(Required task): Identify each line holding the string "JSON" and copy it.

- - - - -

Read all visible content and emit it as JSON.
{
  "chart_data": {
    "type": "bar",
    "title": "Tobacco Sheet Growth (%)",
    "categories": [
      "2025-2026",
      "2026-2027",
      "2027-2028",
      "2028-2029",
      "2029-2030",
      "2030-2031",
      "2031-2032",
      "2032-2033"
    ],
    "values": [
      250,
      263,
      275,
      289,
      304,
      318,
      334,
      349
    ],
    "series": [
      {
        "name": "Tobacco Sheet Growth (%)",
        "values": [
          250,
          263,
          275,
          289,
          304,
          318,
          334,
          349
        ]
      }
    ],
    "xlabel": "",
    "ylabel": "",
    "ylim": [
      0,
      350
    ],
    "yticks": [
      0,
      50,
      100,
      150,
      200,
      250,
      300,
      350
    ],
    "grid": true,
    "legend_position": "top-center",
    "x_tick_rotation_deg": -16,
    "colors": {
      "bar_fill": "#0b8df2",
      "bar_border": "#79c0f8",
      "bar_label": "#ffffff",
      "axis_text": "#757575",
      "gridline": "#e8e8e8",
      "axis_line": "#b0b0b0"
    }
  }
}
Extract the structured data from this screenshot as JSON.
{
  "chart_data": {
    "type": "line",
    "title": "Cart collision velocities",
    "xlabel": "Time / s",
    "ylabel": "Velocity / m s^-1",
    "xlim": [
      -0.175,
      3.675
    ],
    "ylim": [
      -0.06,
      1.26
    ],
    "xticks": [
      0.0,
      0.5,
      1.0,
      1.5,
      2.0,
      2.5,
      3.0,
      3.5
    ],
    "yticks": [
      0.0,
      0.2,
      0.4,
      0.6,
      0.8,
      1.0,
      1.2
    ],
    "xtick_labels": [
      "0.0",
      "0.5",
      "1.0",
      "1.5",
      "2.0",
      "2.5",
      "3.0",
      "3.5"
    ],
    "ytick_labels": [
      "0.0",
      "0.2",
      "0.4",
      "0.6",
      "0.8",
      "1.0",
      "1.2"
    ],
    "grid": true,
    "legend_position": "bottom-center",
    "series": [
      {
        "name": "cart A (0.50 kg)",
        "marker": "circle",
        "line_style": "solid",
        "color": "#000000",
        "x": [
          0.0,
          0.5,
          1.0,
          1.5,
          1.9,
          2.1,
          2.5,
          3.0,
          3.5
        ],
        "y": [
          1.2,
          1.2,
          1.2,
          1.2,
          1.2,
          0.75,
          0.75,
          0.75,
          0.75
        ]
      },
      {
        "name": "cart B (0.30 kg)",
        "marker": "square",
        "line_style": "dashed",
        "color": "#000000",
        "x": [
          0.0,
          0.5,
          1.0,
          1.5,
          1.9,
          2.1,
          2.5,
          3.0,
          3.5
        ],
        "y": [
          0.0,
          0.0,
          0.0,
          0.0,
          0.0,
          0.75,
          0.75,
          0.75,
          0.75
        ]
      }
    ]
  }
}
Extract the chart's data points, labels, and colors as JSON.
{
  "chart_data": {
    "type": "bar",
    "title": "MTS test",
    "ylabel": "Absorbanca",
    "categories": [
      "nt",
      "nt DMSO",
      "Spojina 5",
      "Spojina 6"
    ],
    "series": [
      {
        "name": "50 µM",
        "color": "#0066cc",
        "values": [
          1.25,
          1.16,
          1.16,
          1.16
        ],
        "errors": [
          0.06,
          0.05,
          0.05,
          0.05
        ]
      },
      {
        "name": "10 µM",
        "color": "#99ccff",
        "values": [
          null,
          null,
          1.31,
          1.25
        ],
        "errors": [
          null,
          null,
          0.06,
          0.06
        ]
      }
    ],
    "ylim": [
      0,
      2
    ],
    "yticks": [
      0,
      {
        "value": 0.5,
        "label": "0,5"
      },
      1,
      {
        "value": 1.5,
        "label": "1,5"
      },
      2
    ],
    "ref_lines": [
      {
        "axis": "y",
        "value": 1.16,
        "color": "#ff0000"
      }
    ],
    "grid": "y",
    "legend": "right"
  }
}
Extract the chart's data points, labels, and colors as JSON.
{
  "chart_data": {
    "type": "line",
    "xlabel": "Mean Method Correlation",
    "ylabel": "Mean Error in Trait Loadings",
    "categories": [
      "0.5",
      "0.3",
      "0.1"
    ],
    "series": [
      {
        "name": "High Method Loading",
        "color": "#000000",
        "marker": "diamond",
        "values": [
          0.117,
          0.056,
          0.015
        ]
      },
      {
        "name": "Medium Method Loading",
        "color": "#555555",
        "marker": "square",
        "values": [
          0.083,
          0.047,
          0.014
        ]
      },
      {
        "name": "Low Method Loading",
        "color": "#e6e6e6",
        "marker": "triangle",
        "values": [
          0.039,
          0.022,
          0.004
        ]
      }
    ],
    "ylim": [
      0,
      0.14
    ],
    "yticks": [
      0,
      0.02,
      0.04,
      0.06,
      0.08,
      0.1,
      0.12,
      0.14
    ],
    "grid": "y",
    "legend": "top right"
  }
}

- - - - -

(Written solution):
Read all visible content and emit it as JSON.
Extract the structured data from this screenshot as JSON.
Extract the chart's data points, labels, and colors as JSON.
Extract the chart's data points, labels, and colors as JSON.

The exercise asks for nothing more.